If a line below contains the string "Differentiation", copy it out.

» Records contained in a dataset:

((

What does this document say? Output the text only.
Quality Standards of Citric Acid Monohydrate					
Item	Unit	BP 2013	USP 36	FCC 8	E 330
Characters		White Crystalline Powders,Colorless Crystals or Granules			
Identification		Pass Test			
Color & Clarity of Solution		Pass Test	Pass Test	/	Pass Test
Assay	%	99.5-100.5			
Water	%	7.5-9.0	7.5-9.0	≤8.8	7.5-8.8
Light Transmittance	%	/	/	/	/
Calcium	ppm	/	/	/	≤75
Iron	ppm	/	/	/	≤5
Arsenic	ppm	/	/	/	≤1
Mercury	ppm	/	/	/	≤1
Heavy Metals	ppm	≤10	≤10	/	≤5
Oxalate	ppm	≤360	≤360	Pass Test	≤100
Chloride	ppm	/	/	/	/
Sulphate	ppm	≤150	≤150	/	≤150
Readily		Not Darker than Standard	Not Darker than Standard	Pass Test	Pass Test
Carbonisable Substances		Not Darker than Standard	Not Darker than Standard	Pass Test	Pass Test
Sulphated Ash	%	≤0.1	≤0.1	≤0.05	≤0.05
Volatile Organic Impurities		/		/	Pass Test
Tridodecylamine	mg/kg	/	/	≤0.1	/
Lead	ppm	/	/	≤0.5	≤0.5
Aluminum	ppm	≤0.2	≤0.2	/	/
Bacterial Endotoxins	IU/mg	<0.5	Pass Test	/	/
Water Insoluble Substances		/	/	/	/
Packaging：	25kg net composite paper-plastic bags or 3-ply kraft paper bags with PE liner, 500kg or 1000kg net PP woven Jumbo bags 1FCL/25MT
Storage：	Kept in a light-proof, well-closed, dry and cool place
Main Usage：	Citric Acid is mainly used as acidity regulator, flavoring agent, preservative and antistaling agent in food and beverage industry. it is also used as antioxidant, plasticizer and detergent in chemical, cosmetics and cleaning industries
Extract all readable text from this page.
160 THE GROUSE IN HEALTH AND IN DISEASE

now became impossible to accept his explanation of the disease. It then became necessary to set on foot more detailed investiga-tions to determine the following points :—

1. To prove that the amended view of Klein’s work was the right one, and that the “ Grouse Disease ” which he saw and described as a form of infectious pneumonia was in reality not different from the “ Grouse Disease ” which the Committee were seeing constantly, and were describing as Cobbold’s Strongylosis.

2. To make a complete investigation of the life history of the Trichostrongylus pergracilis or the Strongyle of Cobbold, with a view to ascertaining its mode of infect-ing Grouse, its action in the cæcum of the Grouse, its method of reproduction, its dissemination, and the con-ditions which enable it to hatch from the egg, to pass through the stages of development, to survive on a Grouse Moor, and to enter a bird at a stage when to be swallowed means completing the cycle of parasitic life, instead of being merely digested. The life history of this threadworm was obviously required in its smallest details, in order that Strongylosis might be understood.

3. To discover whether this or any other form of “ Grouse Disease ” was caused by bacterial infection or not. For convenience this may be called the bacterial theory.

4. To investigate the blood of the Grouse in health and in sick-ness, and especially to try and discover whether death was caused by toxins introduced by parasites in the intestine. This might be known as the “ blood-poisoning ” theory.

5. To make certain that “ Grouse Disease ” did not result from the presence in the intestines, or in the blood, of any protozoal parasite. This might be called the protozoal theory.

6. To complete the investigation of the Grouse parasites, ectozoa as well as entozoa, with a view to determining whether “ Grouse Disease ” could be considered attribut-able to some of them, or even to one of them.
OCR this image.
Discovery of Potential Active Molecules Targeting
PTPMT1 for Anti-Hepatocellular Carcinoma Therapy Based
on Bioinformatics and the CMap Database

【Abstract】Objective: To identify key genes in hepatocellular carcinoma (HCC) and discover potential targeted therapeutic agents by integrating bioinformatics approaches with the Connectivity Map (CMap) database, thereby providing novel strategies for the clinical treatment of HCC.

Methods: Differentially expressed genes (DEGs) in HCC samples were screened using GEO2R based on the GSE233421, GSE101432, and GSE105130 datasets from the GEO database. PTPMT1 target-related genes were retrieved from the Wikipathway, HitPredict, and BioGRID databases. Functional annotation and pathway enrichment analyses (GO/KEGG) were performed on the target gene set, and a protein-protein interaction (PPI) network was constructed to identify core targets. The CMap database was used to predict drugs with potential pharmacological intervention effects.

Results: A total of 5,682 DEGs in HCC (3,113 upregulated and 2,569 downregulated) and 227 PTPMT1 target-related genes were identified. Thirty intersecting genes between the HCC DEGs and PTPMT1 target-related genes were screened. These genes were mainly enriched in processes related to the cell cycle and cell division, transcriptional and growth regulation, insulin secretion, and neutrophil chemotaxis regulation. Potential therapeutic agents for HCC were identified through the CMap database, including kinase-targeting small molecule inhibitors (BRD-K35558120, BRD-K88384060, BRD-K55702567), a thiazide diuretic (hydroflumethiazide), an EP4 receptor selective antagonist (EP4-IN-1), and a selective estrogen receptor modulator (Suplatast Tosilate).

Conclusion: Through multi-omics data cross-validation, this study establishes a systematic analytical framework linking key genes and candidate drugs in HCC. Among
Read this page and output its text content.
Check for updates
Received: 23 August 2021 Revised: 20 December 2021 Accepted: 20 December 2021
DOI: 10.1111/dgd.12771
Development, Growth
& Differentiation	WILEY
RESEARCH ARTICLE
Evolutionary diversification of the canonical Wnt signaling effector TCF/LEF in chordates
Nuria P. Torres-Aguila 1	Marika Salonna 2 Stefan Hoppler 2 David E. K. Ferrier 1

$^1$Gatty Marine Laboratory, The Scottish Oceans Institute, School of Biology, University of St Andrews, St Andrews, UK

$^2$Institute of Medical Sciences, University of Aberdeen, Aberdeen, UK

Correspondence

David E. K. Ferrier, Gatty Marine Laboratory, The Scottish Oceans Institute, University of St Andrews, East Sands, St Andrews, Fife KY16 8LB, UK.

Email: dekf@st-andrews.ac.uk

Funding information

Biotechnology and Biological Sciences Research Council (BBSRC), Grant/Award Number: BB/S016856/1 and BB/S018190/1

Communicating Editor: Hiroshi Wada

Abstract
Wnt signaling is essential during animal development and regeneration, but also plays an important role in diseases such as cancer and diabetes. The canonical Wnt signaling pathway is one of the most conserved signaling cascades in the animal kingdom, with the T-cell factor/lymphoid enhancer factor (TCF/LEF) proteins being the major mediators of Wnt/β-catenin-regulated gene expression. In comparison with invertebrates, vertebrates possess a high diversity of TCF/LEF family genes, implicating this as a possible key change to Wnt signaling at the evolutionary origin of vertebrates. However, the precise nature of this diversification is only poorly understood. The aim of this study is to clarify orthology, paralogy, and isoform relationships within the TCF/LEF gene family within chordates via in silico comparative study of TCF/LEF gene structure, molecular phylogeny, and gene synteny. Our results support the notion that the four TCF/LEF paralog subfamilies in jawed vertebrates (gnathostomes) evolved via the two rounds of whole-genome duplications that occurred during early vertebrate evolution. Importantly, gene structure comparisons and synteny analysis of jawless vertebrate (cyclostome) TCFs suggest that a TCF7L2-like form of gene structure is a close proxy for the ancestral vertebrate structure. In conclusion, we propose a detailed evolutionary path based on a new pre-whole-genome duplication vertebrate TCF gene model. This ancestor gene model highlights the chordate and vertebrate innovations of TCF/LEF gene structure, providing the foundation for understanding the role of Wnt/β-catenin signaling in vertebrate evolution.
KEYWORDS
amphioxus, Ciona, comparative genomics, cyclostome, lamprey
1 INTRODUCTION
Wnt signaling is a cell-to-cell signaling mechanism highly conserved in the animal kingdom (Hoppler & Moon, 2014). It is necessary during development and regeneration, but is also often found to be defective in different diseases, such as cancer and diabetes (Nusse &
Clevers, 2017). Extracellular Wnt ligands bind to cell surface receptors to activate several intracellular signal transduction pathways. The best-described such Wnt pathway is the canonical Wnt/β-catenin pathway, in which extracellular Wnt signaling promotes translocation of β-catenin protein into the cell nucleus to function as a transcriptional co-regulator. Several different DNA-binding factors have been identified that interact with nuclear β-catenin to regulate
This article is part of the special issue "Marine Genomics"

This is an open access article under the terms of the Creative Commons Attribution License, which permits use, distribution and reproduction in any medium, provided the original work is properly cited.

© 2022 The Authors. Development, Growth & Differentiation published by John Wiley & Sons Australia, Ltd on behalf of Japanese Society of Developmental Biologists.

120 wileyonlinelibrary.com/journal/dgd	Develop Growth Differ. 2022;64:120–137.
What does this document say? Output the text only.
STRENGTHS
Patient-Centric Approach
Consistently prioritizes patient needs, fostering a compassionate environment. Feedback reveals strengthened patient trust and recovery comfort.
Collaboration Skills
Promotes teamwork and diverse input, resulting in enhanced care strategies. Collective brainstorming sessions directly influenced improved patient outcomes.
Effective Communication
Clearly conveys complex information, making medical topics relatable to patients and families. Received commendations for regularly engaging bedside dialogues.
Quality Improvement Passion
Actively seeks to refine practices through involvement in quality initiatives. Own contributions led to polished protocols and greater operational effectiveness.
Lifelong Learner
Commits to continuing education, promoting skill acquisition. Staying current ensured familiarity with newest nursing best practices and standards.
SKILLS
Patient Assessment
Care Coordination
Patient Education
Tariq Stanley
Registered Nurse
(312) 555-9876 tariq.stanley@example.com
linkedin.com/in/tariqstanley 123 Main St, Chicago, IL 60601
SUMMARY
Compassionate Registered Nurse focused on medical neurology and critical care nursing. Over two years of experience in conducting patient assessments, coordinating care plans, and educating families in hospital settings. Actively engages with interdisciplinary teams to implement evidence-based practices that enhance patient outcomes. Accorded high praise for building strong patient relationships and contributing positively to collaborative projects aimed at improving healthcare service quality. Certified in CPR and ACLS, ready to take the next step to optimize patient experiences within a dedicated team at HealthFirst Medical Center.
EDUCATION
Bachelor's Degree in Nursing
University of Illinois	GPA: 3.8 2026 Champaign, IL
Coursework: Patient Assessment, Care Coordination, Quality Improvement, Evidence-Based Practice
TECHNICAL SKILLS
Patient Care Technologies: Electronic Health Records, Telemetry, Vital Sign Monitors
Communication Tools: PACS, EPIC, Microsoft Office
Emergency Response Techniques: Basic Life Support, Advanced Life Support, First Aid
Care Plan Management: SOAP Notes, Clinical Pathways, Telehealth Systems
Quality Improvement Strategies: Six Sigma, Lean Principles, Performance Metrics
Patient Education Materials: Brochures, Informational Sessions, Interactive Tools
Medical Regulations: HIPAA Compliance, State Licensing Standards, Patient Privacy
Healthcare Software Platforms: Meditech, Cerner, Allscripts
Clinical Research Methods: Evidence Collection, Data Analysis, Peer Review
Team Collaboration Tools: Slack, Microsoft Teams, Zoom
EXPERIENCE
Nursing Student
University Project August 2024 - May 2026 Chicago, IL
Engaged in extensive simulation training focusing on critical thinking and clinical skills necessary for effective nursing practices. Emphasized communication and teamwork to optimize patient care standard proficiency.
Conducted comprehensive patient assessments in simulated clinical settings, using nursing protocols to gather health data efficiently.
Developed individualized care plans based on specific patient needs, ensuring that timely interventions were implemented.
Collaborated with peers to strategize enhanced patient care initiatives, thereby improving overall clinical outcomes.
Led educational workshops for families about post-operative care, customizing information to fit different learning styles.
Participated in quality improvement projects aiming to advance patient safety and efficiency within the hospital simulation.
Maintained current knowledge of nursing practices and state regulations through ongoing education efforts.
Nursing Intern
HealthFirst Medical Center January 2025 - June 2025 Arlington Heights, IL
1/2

))

» Reply to the task:
& Differentiation	WILEY
© 2022 The Authors. Development, Growth & Differentiation published by John Wiley & Sons Australia, Ltd on behalf of Japanese Society of Developmental Biologists.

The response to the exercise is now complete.